**DO THIS:** Images excluded, repeat each entry below exactly.

++++ DATA LISTING

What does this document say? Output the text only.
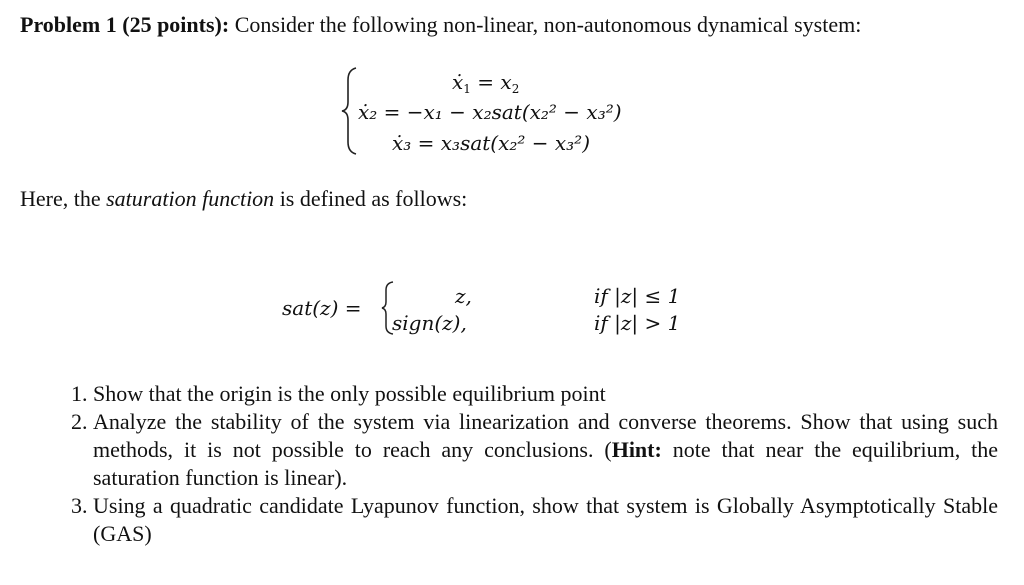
Problem 1 (25 points): Consider the following non-linear, non-autonomous dynamical system:
ẋ$_1$ = $x_2$
ẋ₂ = −x₁ − x₂sat(x₂² − x₃²)
ẋ₃ = x₃sat(x₂² − x₃²)
Here, the saturation function is defined as follows:
sat(z) =	z,
sign(z),
if |z| ≤ 1
if |z| > 1
1. Show that the origin is the only possible equilibrium point
2. Analyze the stability of the system via linearization and converse theorems. Show that using such methods, it is not possible to reach any conclusions. (Hint: note that near the equilibrium, the saturation function is linear).
3. Using a quadratic candidate Lyapunov function, show that system is Globally Asymptotically Stable (GAS)
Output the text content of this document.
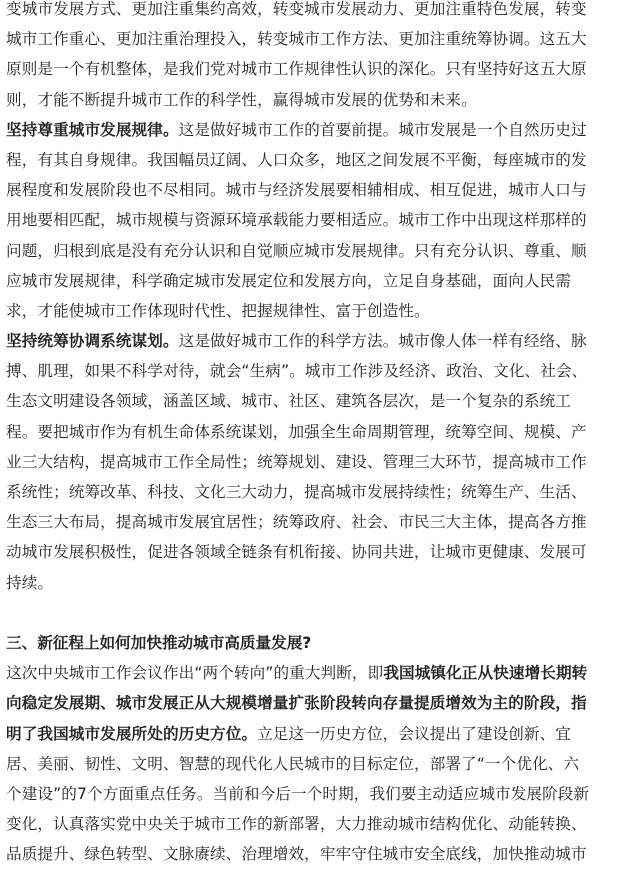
变城市发展方式、更加注重集约高效，转变城市发展动力、更加注重特色发展，转变
城市工作重心、更加注重治理投入，转变城市工作方法、更加注重统筹协调。这五大
原则是一个有机整体，是我们党对城市工作规律性认识的深化。只有坚持好这五大原
则，才能不断提升城市工作的科学性，赢得城市发展的优势和未来。

坚持尊重城市发展规律。这是做好城市工作的首要前提。城市发展是一个自然历史过
程，有其自身规律。我国幅员辽阔、人口众多，地区之间发展不平衡，每座城市的发
展程度和发展阶段也不尽相同。城市与经济发展要相辅相成、相互促进，城市人口与
用地要相匹配，城市规模与资源环境承载能力要相适应。城市工作中出现这样那样的
问题，归根到底是没有充分认识和自觉顺应城市发展规律。只有充分认识、尊重、顺
应城市发展规律，科学确定城市发展定位和发展方向，立足自身基础，面向人民需
求，才能使城市工作体现时代性、把握规律性、富于创造性。

坚持统筹协调系统谋划。这是做好城市工作的科学方法。城市像人体一样有经络、脉
搏、肌理，如果不科学对待，就会“生病”。城市工作涉及经济、政治、文化、社会、
生态文明建设各领域，涵盖区域、城市、社区、建筑各层次，是一个复杂的系统工
程。要把城市作为有机生命体系统谋划，加强全生命周期管理，统筹空间、规模、产
业三大结构，提高城市工作全局性；统筹规划、建设、管理三大环节，提高城市工作
系统性；统筹改革、科技、文化三大动力，提高城市发展持续性；统筹生产、生活、
生态三大布局，提高城市发展宜居性；统筹政府、社会、市民三大主体，提高各方推
动城市发展积极性，促进各领域全链条有机衔接、协同共进，让城市更健康、发展可
持续。

三、新征程上如何加快推动城市高质量发展?

这次中央城市工作会议作出“两个转向”的重大判断，即我国城镇化正从快速增长期转
向稳定发展期、城市发展正从大规模增量扩张阶段转向存量提质增效为主的阶段，指
明了我国城市发展所处的历史方位。立足这一历史方位，会议提出了建设创新、宜
居、美丽、韧性、文明、智慧的现代化人民城市的目标定位，部署了“一个优化、六
个建设”的7个方面重点任务。当前和今后一个时期，我们要主动适应城市发展阶段新
变化，认真落实党中央关于城市工作的新部署，大力推动城市结构优化、动能转换、
品质提升、绿色转型、文脉赓续、治理增效，牢牢守住城市安全底线，加快推动城市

++++++++

**EXERCISE ANSWER:**
What does this document say? Output the text only.
Problem 1 (25 points): Consider the following non-linear, non-autonomous dynamical system:
ẋ$_1$ = $x_2$
ẋ₂ = −x₁ − x₂sat(x₂² − x₃²)
ẋ₃ = x₃sat(x₂² − x₃²)
Here, the saturation function is defined as follows:
sat(z) =	z,
sign(z),
if |z| ≤ 1
if |z| > 1
1. Show that the origin is the only possible equilibrium point
2. Analyze the stability of the system via linearization and converse theorems. Show that using such methods, it is not possible to reach any conclusions. (Hint: note that near the equilibrium, the saturation function is linear).
3. Using a quadratic candidate Lyapunov function, show that system is Globally Asymptotically Stable (GAS)
Output the text content of this document.
变城市发展方式、更加注重集约高效，转变城市发展动力、更加注重特色发展，转变
城市工作重心、更加注重治理投入，转变城市工作方法、更加注重统筹协调。这五大
原则是一个有机整体，是我们党对城市工作规律性认识的深化。只有坚持好这五大原
则，才能不断提升城市工作的科学性，赢得城市发展的优势和未来。

坚持尊重城市发展规律。这是做好城市工作的首要前提。城市发展是一个自然历史过
程，有其自身规律。我国幅员辽阔、人口众多，地区之间发展不平衡，每座城市的发
展程度和发展阶段也不尽相同。城市与经济发展要相辅相成、相互促进，城市人口与
用地要相匹配，城市规模与资源环境承载能力要相适应。城市工作中出现这样那样的
问题，归根到底是没有充分认识和自觉顺应城市发展规律。只有充分认识、尊重、顺
应城市发展规律，科学确定城市发展定位和发展方向，立足自身基础，面向人民需
求，才能使城市工作体现时代性、把握规律性、富于创造性。

坚持统筹协调系统谋划。这是做好城市工作的科学方法。城市像人体一样有经络、脉
搏、肌理，如果不科学对待，就会“生病”。城市工作涉及经济、政治、文化、社会、
生态文明建设各领域，涵盖区域、城市、社区、建筑各层次，是一个复杂的系统工
程。要把城市作为有机生命体系统谋划，加强全生命周期管理，统筹空间、规模、产
业三大结构，提高城市工作全局性；统筹规划、建设、管理三大环节，提高城市工作
系统性；统筹改革、科技、文化三大动力，提高城市发展持续性；统筹生产、生活、
生态三大布局，提高城市发展宜居性；统筹政府、社会、市民三大主体，提高各方推
动城市发展积极性，促进各领域全链条有机衔接、协同共进，让城市更健康、发展可
持续。

三、新征程上如何加快推动城市高质量发展?

这次中央城市工作会议作出“两个转向”的重大判断，即我国城镇化正从快速增长期转
向稳定发展期、城市发展正从大规模增量扩张阶段转向存量提质增效为主的阶段，指
明了我国城市发展所处的历史方位。立足这一历史方位，会议提出了建设创新、宜
居、美丽、韧性、文明、智慧的现代化人民城市的目标定位，部署了“一个优化、六
个建设”的7个方面重点任务。当前和今后一个时期，我们要主动适应城市发展阶段新
变化，认真落实党中央关于城市工作的新部署，大力推动城市结构优化、动能转换、
品质提升、绿色转型、文脉赓续、治理增效，牢牢守住城市安全底线，加快推动城市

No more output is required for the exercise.